_Task description:_
Copy out the data below as written; omit any images.

_Task inputs:_

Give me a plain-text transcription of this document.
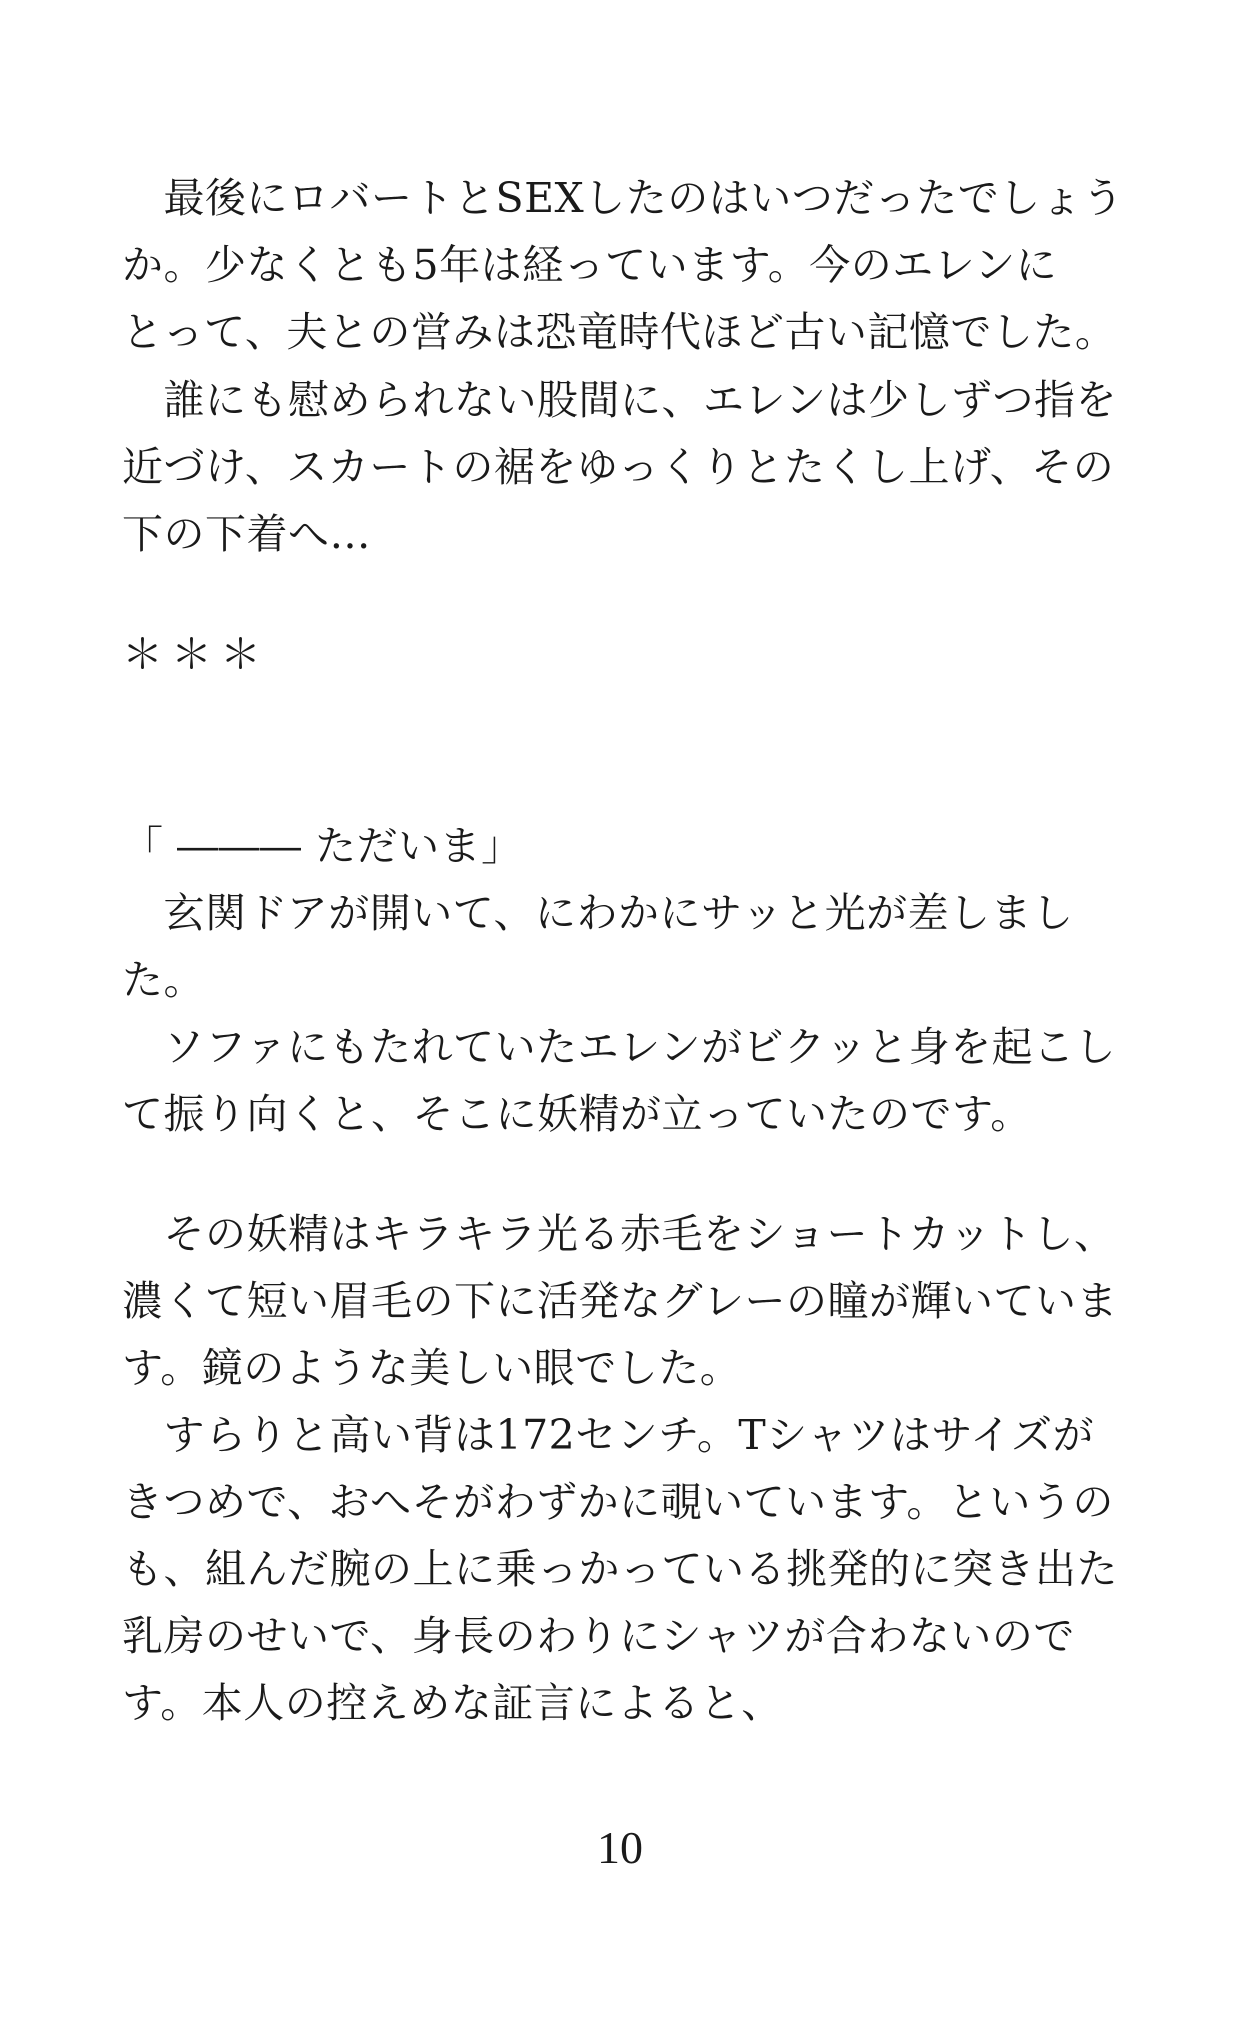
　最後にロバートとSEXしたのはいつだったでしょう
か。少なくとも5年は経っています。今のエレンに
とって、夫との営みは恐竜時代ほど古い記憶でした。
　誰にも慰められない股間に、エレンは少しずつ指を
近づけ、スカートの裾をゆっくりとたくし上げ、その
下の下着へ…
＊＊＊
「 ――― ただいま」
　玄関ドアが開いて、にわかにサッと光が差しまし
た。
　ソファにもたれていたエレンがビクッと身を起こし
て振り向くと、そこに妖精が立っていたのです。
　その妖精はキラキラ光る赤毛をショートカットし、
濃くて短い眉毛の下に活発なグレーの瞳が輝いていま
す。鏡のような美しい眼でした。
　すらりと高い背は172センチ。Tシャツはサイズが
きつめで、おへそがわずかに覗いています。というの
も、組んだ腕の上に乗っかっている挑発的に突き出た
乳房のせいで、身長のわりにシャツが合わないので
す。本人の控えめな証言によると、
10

_Reply:_
Give me a plain-text transcription of this document.
　最後にロバートとSEXしたのはいつだったでしょう
か。少なくとも5年は経っています。今のエレンに
とって、夫との営みは恐竜時代ほど古い記憶でした。
　誰にも慰められない股間に、エレンは少しずつ指を
近づけ、スカートの裾をゆっくりとたくし上げ、その
下の下着へ…
＊＊＊
「 ――― ただいま」
　玄関ドアが開いて、にわかにサッと光が差しまし
た。
　ソファにもたれていたエレンがビクッと身を起こし
て振り向くと、そこに妖精が立っていたのです。
　その妖精はキラキラ光る赤毛をショートカットし、
濃くて短い眉毛の下に活発なグレーの瞳が輝いていま
す。鏡のような美しい眼でした。
　すらりと高い背は172センチ。Tシャツはサイズが
きつめで、おへそがわずかに覗いています。というの
も、組んだ腕の上に乗っかっている挑発的に突き出た
乳房のせいで、身長のわりにシャツが合わないので
す。本人の控えめな証言によると、
10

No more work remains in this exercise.